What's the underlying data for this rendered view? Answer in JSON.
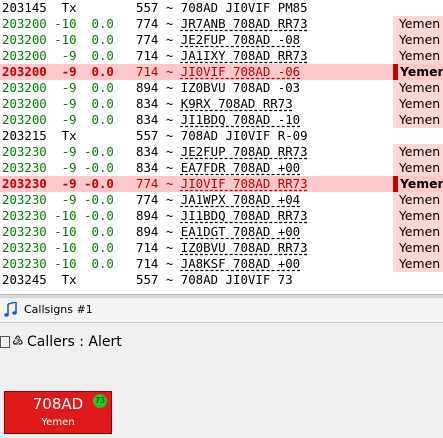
{
  "log": {
    "rows": [
      {
        "kind": "tx",
        "time": "203145",
        "db": "",
        "dt": "",
        "rest": "Tx",
        "freq": "557",
        "msg": "708AD JI0VIF PM85",
        "country": ""
      },
      {
        "kind": "rx",
        "time": "203200",
        "db": "-10",
        "dt": "0.0",
        "freq": "774",
        "msg": "JR7ANB 708AD RR73",
        "country": "Yemen"
      },
      {
        "kind": "rx",
        "time": "203200",
        "db": "-10",
        "dt": "0.0",
        "freq": "774",
        "msg": "JE2FUP 708AD -08",
        "country": "Yemen"
      },
      {
        "kind": "rx",
        "time": "203200",
        "db": "-9",
        "dt": "0.0",
        "freq": "714",
        "msg": "JA1IXY 708AD RR73",
        "country": "Yemen"
      },
      {
        "kind": "alert",
        "time": "203200",
        "db": "-9",
        "dt": "0.0",
        "freq": "714",
        "msg": "JI0VIF 708AD -06",
        "country": "Yemen"
      },
      {
        "kind": "rx",
        "time": "203200",
        "db": "-9",
        "dt": "0.0",
        "freq": "894",
        "msg": "IZ0BVU 708AD -03",
        "country": "Yemen"
      },
      {
        "kind": "rx",
        "time": "203200",
        "db": "-9",
        "dt": "0.0",
        "freq": "834",
        "msg": "K9RX 708AD RR73",
        "country": "Yemen"
      },
      {
        "kind": "rx",
        "time": "203200",
        "db": "-9",
        "dt": "0.0",
        "freq": "834",
        "msg": "JI1BDQ 708AD -10",
        "country": "Yemen"
      },
      {
        "kind": "tx",
        "time": "203215",
        "db": "",
        "dt": "",
        "rest": "Tx",
        "freq": "557",
        "msg": "708AD JI0VIF R-09",
        "country": ""
      },
      {
        "kind": "rx",
        "time": "203230",
        "db": "-9",
        "dt": "-0.0",
        "freq": "834",
        "msg": "JE2FUP 708AD RR73",
        "country": "Yemen"
      },
      {
        "kind": "rx",
        "time": "203230",
        "db": "-9",
        "dt": "-0.0",
        "freq": "834",
        "msg": "EA7FDR 708AD +00",
        "country": "Yemen"
      },
      {
        "kind": "alert",
        "time": "203230",
        "db": "-9",
        "dt": "-0.0",
        "freq": "774",
        "msg": "JI0VIF 708AD RR73",
        "country": "Yemen"
      },
      {
        "kind": "rx",
        "time": "203230",
        "db": "-9",
        "dt": "-0.0",
        "freq": "774",
        "msg": "JA1WPX 708AD +04",
        "country": "Yemen"
      },
      {
        "kind": "rx",
        "time": "203230",
        "db": "-10",
        "dt": "-0.0",
        "freq": "894",
        "msg": "JI1BDQ 708AD RR73",
        "country": "Yemen"
      },
      {
        "kind": "rx",
        "time": "203230",
        "db": "-10",
        "dt": "0.0",
        "freq": "894",
        "msg": "EA1DGT 708AD +00",
        "country": "Yemen"
      },
      {
        "kind": "rx",
        "time": "203230",
        "db": "-10",
        "dt": "0.0",
        "freq": "714",
        "msg": "IZ0BVU 708AD RR73",
        "country": "Yemen"
      },
      {
        "kind": "rx",
        "time": "203230",
        "db": "-10",
        "dt": "0.0",
        "freq": "714",
        "msg": "JA8KSF 708AD +00",
        "country": "Yemen"
      },
      {
        "kind": "tx",
        "time": "203245",
        "db": "",
        "dt": "",
        "rest": "Tx",
        "freq": "557",
        "msg": "708AD JI0VIF 73",
        "country": ""
      }
    ]
  },
  "callsigns_tab": {
    "label": "Callsigns #1",
    "icon": "music-note-icon"
  },
  "panel": {
    "title": "Callers : Alert",
    "pin_glyph": "♵"
  },
  "tile": {
    "call": "708AD",
    "country": "Yemen",
    "badge": "73",
    "color": "#e01a1a"
  }
}
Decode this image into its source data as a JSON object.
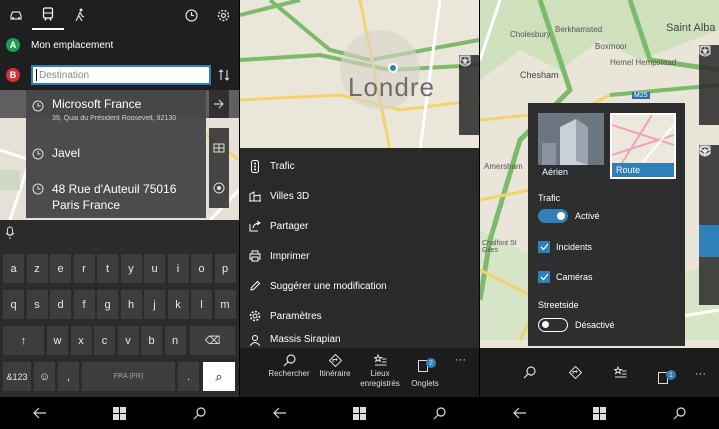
{
  "p1": {
    "top_icons": [
      "car-icon",
      "bus-icon",
      "walk-icon",
      "clock-icon",
      "gear-icon"
    ],
    "start_badge": "A",
    "start_label": "Mon emplacement",
    "dest_badge": "B",
    "dest_placeholder": "Destination",
    "suggestions": [
      {
        "title": "Microsoft France",
        "subtitle": "39, Quai du Président Roosevelt, 92130"
      },
      {
        "title": "Javel",
        "subtitle": ""
      },
      {
        "title": "48 Rue d'Auteuil 75016 Paris France",
        "subtitle": ""
      }
    ],
    "keyboard": {
      "row1": [
        "a",
        "z",
        "e",
        "r",
        "t",
        "y",
        "u",
        "i",
        "o",
        "p"
      ],
      "row2": [
        "q",
        "s",
        "d",
        "f",
        "g",
        "h",
        "j",
        "k",
        "l",
        "m"
      ],
      "row3": [
        "w",
        "x",
        "c",
        "v",
        "b",
        "n"
      ],
      "shift": "↑",
      "backspace": "⌫",
      "num_key": "&123",
      "emoji_key": "☺",
      "comma_key": ",",
      "space_label": "FRA (FR)",
      "period_key": ".",
      "search_key": "⌕"
    }
  },
  "p2": {
    "map_label": "Londre",
    "menu_items": [
      {
        "label": "Trafic",
        "icon": "traffic-icon"
      },
      {
        "label": "Villes 3D",
        "icon": "buildings-icon"
      },
      {
        "label": "Partager",
        "icon": "share-icon"
      },
      {
        "label": "Imprimer",
        "icon": "print-icon"
      },
      {
        "label": "Suggérer une modification",
        "icon": "edit-icon"
      },
      {
        "label": "Paramètres",
        "icon": "gear-icon"
      },
      {
        "label": "Massis Sirapian",
        "icon": "user-icon"
      }
    ],
    "appbar": [
      {
        "label": "Rechercher",
        "icon": "search-icon"
      },
      {
        "label": "Itinéraire",
        "icon": "directions-icon"
      },
      {
        "label": "Lieux enregistrés",
        "icon": "favorites-icon"
      },
      {
        "label": "Onglets",
        "icon": "tabs-icon",
        "badge": "2"
      }
    ],
    "more": "···"
  },
  "p3": {
    "place_labels": [
      "Saint Alba",
      "Chesham",
      "Cholesbury",
      "Berkhamsted",
      "Boxmoor",
      "Hemel Hempstead",
      "M25",
      "Amersham",
      "Chalfont St Giles"
    ],
    "layers": {
      "aerial_label": "Aérien",
      "road_label": "Route",
      "traffic_title": "Trafic",
      "traffic_toggle_label": "Activé",
      "incidents_label": "Incidents",
      "cameras_label": "Caméras",
      "streetside_title": "Streetside",
      "streetside_toggle_label": "Désactivé"
    },
    "tabs_badge": "1",
    "more": "···"
  },
  "colors": {
    "accent": "#2f7fb8",
    "start": "#1f9d55",
    "dest": "#d13438"
  }
}
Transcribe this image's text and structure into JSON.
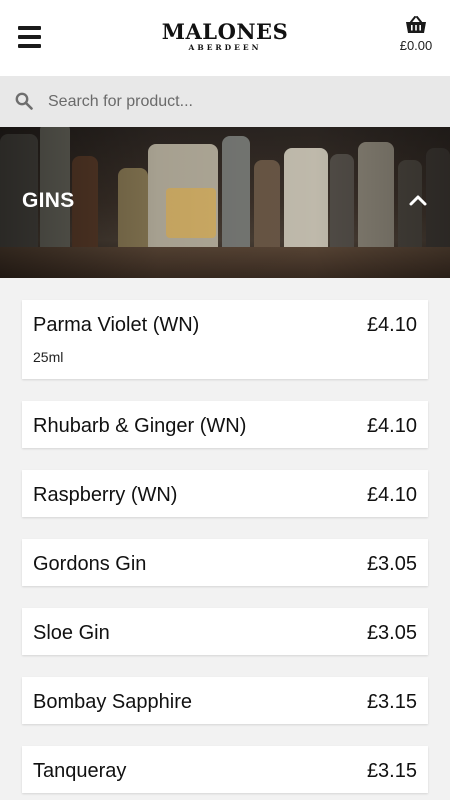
{
  "header": {
    "logo_main": "MALONES",
    "logo_sub": "ABERDEEN",
    "basket_total": "£0.00",
    "menu_icon": "hamburger-menu-icon",
    "basket_icon": "basket-icon"
  },
  "search": {
    "placeholder": "Search for product...",
    "value": "",
    "icon": "search-icon"
  },
  "category": {
    "title": "GINS",
    "toggle_icon": "chevron-up-icon"
  },
  "products": [
    {
      "name": "Parma Violet (WN)",
      "price": "£4.10",
      "size": "25ml"
    },
    {
      "name": "Rhubarb & Ginger (WN)",
      "price": "£4.10"
    },
    {
      "name": "Raspberry (WN)",
      "price": "£4.10"
    },
    {
      "name": "Gordons Gin",
      "price": "£3.05"
    },
    {
      "name": "Sloe Gin",
      "price": "£3.05"
    },
    {
      "name": "Bombay Sapphire",
      "price": "£3.15"
    },
    {
      "name": "Tanqueray",
      "price": "£3.15"
    }
  ],
  "colors": {
    "page_background": "#f2f2f2",
    "header_background": "#ffffff",
    "search_background": "#e8e8e8",
    "text": "#111111"
  }
}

> _EXERCISE DETAILS_
Determine the number of lines where the string "into" occurs, and give that number only.

> _FULL SOLUTION_
2